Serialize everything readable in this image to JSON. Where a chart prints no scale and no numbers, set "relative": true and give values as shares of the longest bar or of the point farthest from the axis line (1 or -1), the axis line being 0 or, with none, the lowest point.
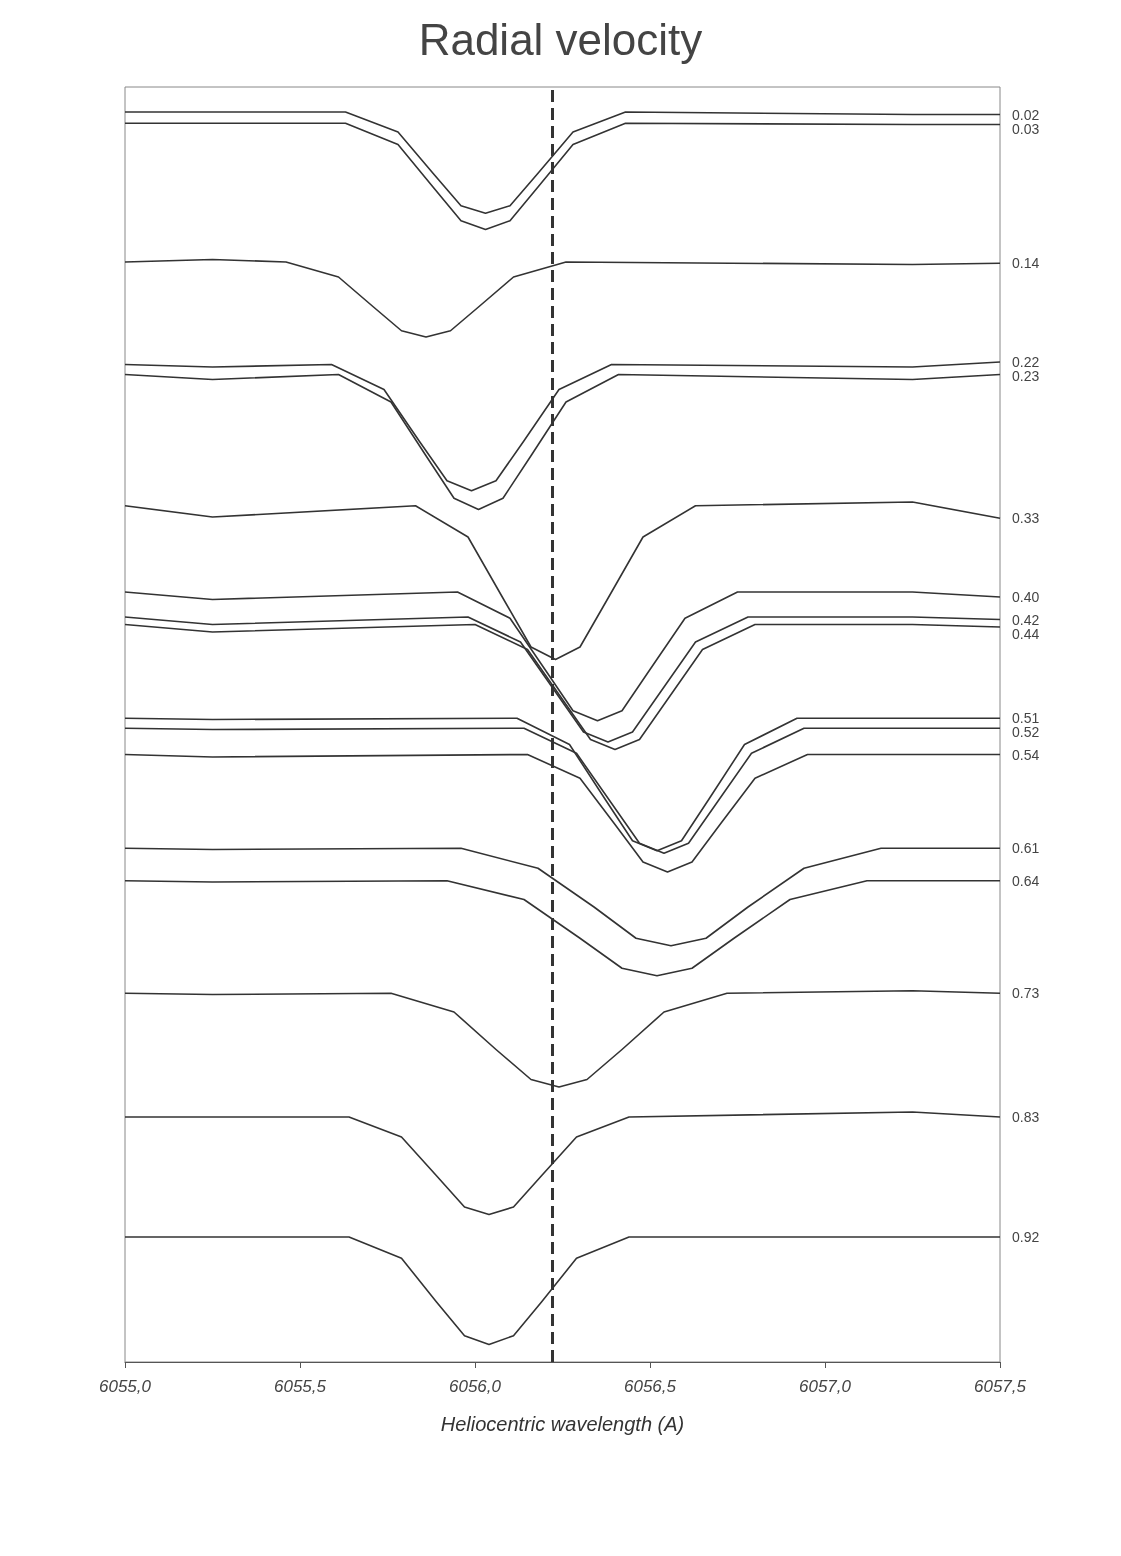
{
  "chart_data": {
    "type": "line",
    "title": "Radial velocity",
    "xlabel": "Heliocentric wavelength (A)",
    "relative": true,
    "xlim": [
      6055.0,
      6057.5
    ],
    "xticks": [
      {
        "value": 6055.0,
        "label": "6055,0"
      },
      {
        "value": 6055.5,
        "label": "6055,5"
      },
      {
        "value": 6056.0,
        "label": "6056,0"
      },
      {
        "value": 6056.5,
        "label": "6056,5"
      },
      {
        "value": 6057.0,
        "label": "6057,0"
      },
      {
        "value": 6057.5,
        "label": "6057,5"
      }
    ],
    "grid": false,
    "legend": false,
    "marker": "none",
    "line_style": "solid",
    "ref_lines": [
      {
        "axis": "x",
        "value": 6056.22,
        "label": null,
        "color": "#333333",
        "line_style": "dashed"
      }
    ],
    "series": [
      {
        "name": "0.02",
        "color": "#333333",
        "x": [
          6055.0,
          6055.25,
          6055.63,
          6055.78,
          6055.88,
          6055.96,
          6056.03,
          6056.1,
          6056.18,
          6056.28,
          6056.43,
          6057.25,
          6057.5
        ],
        "values": [
          1.0,
          1.0,
          1.0,
          0.984,
          0.951,
          0.925,
          0.919,
          0.925,
          0.951,
          0.984,
          1.0,
          0.998,
          0.998
        ]
      },
      {
        "name": "0.03",
        "color": "#333333",
        "x": [
          6055.0,
          6055.25,
          6055.63,
          6055.78,
          6055.88,
          6055.96,
          6056.03,
          6056.1,
          6056.18,
          6056.28,
          6056.43,
          6057.25,
          6057.5
        ],
        "values": [
          0.991,
          0.991,
          0.991,
          0.974,
          0.94,
          0.913,
          0.906,
          0.913,
          0.94,
          0.974,
          0.991,
          0.99,
          0.99
        ]
      },
      {
        "name": "0.14",
        "color": "#333333",
        "x": [
          6055.0,
          6055.25,
          6055.46,
          6055.61,
          6055.71,
          6055.79,
          6055.86,
          6055.93,
          6056.01,
          6056.11,
          6056.26,
          6057.25,
          6057.5
        ],
        "values": [
          0.88,
          0.882,
          0.88,
          0.868,
          0.844,
          0.825,
          0.82,
          0.825,
          0.844,
          0.868,
          0.88,
          0.878,
          0.879
        ]
      },
      {
        "name": "0.22",
        "color": "#333333",
        "x": [
          6055.0,
          6055.25,
          6055.59,
          6055.74,
          6055.84,
          6055.92,
          6055.99,
          6056.06,
          6056.14,
          6056.24,
          6056.39,
          6057.25,
          6057.5
        ],
        "values": [
          0.798,
          0.796,
          0.798,
          0.778,
          0.737,
          0.705,
          0.697,
          0.705,
          0.737,
          0.778,
          0.798,
          0.796,
          0.8
        ]
      },
      {
        "name": "0.23",
        "color": "#333333",
        "x": [
          6055.0,
          6055.25,
          6055.61,
          6055.76,
          6055.86,
          6055.94,
          6056.01,
          6056.08,
          6056.16,
          6056.26,
          6056.41,
          6057.25,
          6057.5
        ],
        "values": [
          0.79,
          0.786,
          0.79,
          0.768,
          0.725,
          0.691,
          0.682,
          0.691,
          0.725,
          0.768,
          0.79,
          0.786,
          0.79
        ]
      },
      {
        "name": "0.33",
        "color": "#333333",
        "x": [
          6055.0,
          6055.25,
          6055.83,
          6055.98,
          6056.08,
          6056.16,
          6056.23,
          6056.3,
          6056.38,
          6056.48,
          6056.63,
          6057.25,
          6057.5
        ],
        "values": [
          0.685,
          0.676,
          0.685,
          0.66,
          0.611,
          0.572,
          0.562,
          0.572,
          0.611,
          0.66,
          0.685,
          0.688,
          0.675
        ]
      },
      {
        "name": "0.40",
        "color": "#333333",
        "x": [
          6055.0,
          6055.25,
          6055.95,
          6056.1,
          6056.2,
          6056.28,
          6056.35,
          6056.42,
          6056.5,
          6056.6,
          6056.75,
          6057.25,
          6057.5
        ],
        "values": [
          0.616,
          0.61,
          0.616,
          0.595,
          0.554,
          0.521,
          0.513,
          0.521,
          0.554,
          0.595,
          0.616,
          0.616,
          0.612
        ]
      },
      {
        "name": "0.42",
        "color": "#333333",
        "x": [
          6055.0,
          6055.25,
          6055.98,
          6056.13,
          6056.23,
          6056.31,
          6056.38,
          6056.45,
          6056.53,
          6056.63,
          6056.78,
          6057.25,
          6057.5
        ],
        "values": [
          0.596,
          0.59,
          0.596,
          0.576,
          0.536,
          0.504,
          0.496,
          0.504,
          0.536,
          0.576,
          0.596,
          0.596,
          0.594
        ]
      },
      {
        "name": "0.44",
        "color": "#333333",
        "x": [
          6055.0,
          6055.25,
          6056.0,
          6056.15,
          6056.25,
          6056.33,
          6056.4,
          6056.47,
          6056.55,
          6056.65,
          6056.8,
          6057.25,
          6057.5
        ],
        "values": [
          0.59,
          0.584,
          0.59,
          0.57,
          0.53,
          0.498,
          0.49,
          0.498,
          0.53,
          0.57,
          0.59,
          0.59,
          0.588
        ]
      },
      {
        "name": "0.51",
        "color": "#333333",
        "x": [
          6055.0,
          6055.25,
          6056.12,
          6056.27,
          6056.37,
          6056.45,
          6056.52,
          6056.59,
          6056.67,
          6056.77,
          6056.92,
          6057.25,
          6057.5
        ],
        "values": [
          0.515,
          0.514,
          0.515,
          0.494,
          0.451,
          0.417,
          0.409,
          0.417,
          0.451,
          0.494,
          0.515,
          0.515,
          0.515
        ]
      },
      {
        "name": "0.52",
        "color": "#333333",
        "x": [
          6055.0,
          6055.25,
          6056.14,
          6056.29,
          6056.39,
          6056.47,
          6056.54,
          6056.61,
          6056.69,
          6056.79,
          6056.94,
          6057.25,
          6057.5
        ],
        "values": [
          0.507,
          0.506,
          0.507,
          0.487,
          0.447,
          0.415,
          0.407,
          0.415,
          0.447,
          0.487,
          0.507,
          0.507,
          0.507
        ]
      },
      {
        "name": "0.54",
        "color": "#333333",
        "x": [
          6055.0,
          6055.25,
          6056.15,
          6056.3,
          6056.4,
          6056.48,
          6056.55,
          6056.62,
          6056.7,
          6056.8,
          6056.95,
          6057.25,
          6057.5
        ],
        "values": [
          0.486,
          0.484,
          0.486,
          0.467,
          0.43,
          0.4,
          0.392,
          0.4,
          0.43,
          0.467,
          0.486,
          0.486,
          0.486
        ]
      },
      {
        "name": "0.61",
        "color": "#333333",
        "x": [
          6055.0,
          6055.25,
          6055.96,
          6056.18,
          6056.34,
          6056.46,
          6056.56,
          6056.66,
          6056.78,
          6056.94,
          6057.16,
          6057.25,
          6057.5
        ],
        "values": [
          0.411,
          0.41,
          0.411,
          0.395,
          0.364,
          0.339,
          0.333,
          0.339,
          0.364,
          0.395,
          0.411,
          0.411,
          0.411
        ]
      },
      {
        "name": "0.64",
        "color": "#333333",
        "x": [
          6055.0,
          6055.25,
          6055.92,
          6056.14,
          6056.3,
          6056.42,
          6056.52,
          6056.62,
          6056.74,
          6056.9,
          6057.12,
          6057.25,
          6057.5
        ],
        "values": [
          0.385,
          0.384,
          0.385,
          0.37,
          0.339,
          0.315,
          0.309,
          0.315,
          0.339,
          0.37,
          0.385,
          0.385,
          0.385
        ]
      },
      {
        "name": "0.73",
        "color": "#333333",
        "x": [
          6055.0,
          6055.25,
          6055.76,
          6055.94,
          6056.06,
          6056.16,
          6056.24,
          6056.32,
          6056.42,
          6056.54,
          6056.72,
          6057.25,
          6057.5
        ],
        "values": [
          0.295,
          0.294,
          0.295,
          0.28,
          0.25,
          0.226,
          0.22,
          0.226,
          0.25,
          0.28,
          0.295,
          0.297,
          0.295
        ]
      },
      {
        "name": "0.83",
        "color": "#333333",
        "x": [
          6055.0,
          6055.25,
          6055.64,
          6055.79,
          6055.89,
          6055.97,
          6056.04,
          6056.11,
          6056.19,
          6056.29,
          6056.44,
          6057.25,
          6057.5
        ],
        "values": [
          0.196,
          0.196,
          0.196,
          0.18,
          0.149,
          0.124,
          0.118,
          0.124,
          0.149,
          0.18,
          0.196,
          0.2,
          0.196
        ]
      },
      {
        "name": "0.92",
        "color": "#333333",
        "x": [
          6055.0,
          6055.25,
          6055.64,
          6055.79,
          6055.89,
          6055.97,
          6056.04,
          6056.11,
          6056.19,
          6056.29,
          6056.44,
          6057.25,
          6057.5
        ],
        "values": [
          0.1,
          0.1,
          0.1,
          0.083,
          0.048,
          0.021,
          0.014,
          0.021,
          0.048,
          0.083,
          0.1,
          0.1,
          0.1
        ]
      }
    ]
  }
}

* * *

- [Aim of the task]:
Copy each line of the listing in which the word "true" can be found.

- [Output of the task]:
Serialize everything readable in this image to JSON. Where a chart prints no scale and no numbers, set "relative": true and give values as shares of the longest bar or of the point farthest from the axis line (1 or -1), the axis line being 0 or, with none, the lowest point.
    "relative": true,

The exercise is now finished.